* Input material
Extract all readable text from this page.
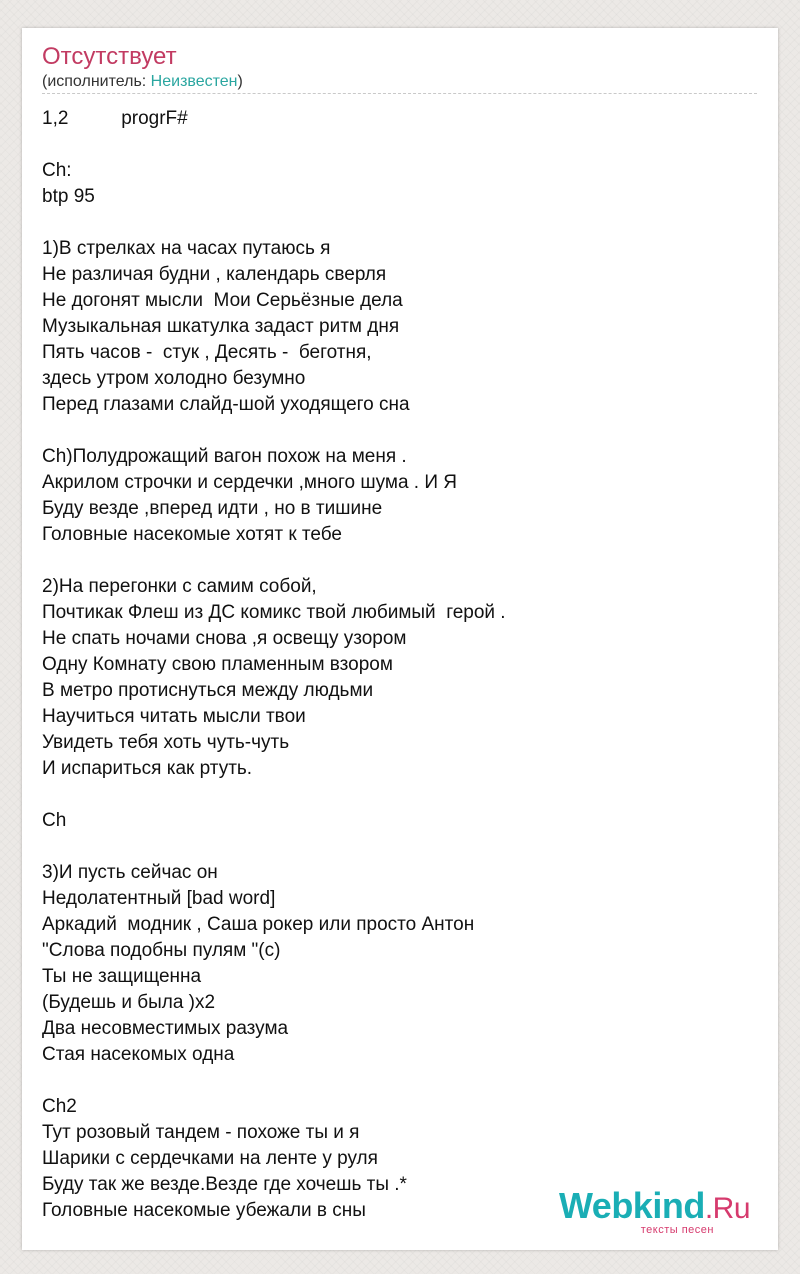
Отсутствует
(исполнитель: Неизвестен)
1,2          progrF#

Ch:
btp 95

1)В стрелках на часах путаюсь я
Не различая будни , календарь сверля
Не догонят мысли  Мои Серьёзные дела
Музыкальная шкатулка задаст ритм дня
Пять часов -  стук , Десять -  беготня,
здесь утром холодно безумно
Перед глазами слайд-шой уходящего сна

Ch)Полудрожащий вагон похож на меня .
Акрилом строчки и сердечки ,много шума . И Я
Буду везде ,вперед идти , но в тишине
Головные насекомые хотят к тебе

2)На перегонки с самим собой,
Почтикак Флеш из ДС комикс твой любимый  герой .
Не спать ночами снова ,я освещу узором
Одну Комнату свою пламенным взором
В метро протиснуться между людьми
Научиться читать мысли твои
Увидеть тебя хоть чуть-чуть
И испариться как ртуть.

Ch

3)И пусть сейчас он
Недолатентный [bad word]
Аркадий  модник , Саша рокер или просто Антон
"Слова подобны пулям "(с)
Ты не защищенна
(Будешь и была )х2
Два несовместимых разума
Стая насекомых одна

Ch2
Тут розовый тандем - похоже ты и я
Шарики с сердечками на ленте у руля
Буду так же везде.Везде где хочешь ты .*
Головные насекомые убежали в сны	Webkind.Ru
тексты песен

* What to do
Transcribe the records above exactly, omitting every picture they contain.

* Answer for the task
Extract all readable text from this page.
Отсутствует
(исполнитель: Неизвестен)
1,2          progrF#

Ch:
btp 95

1)В стрелках на часах путаюсь я
Не различая будни , календарь сверля
Не догонят мысли  Мои Серьёзные дела
Музыкальная шкатулка задаст ритм дня
Пять часов -  стук , Десять -  беготня,
здесь утром холодно безумно
Перед глазами слайд-шой уходящего сна

Ch)Полудрожащий вагон похож на меня .
Акрилом строчки и сердечки ,много шума . И Я
Буду везде ,вперед идти , но в тишине
Головные насекомые хотят к тебе

2)На перегонки с самим собой,
Почтикак Флеш из ДС комикс твой любимый  герой .
Не спать ночами снова ,я освещу узором
Одну Комнату свою пламенным взором
В метро протиснуться между людьми
Научиться читать мысли твои
Увидеть тебя хоть чуть-чуть
И испариться как ртуть.

Ch

3)И пусть сейчас он
Недолатентный [bad word]
Аркадий  модник , Саша рокер или просто Антон
"Слова подобны пулям "(с)
Ты не защищенна
(Будешь и была )х2
Два несовместимых разума
Стая насекомых одна

Ch2
Тут розовый тандем - похоже ты и я
Шарики с сердечками на ленте у руля
Буду так же везде.Везде где хочешь ты .*
Головные насекомые убежали в сны	Webkind.Ru
тексты песен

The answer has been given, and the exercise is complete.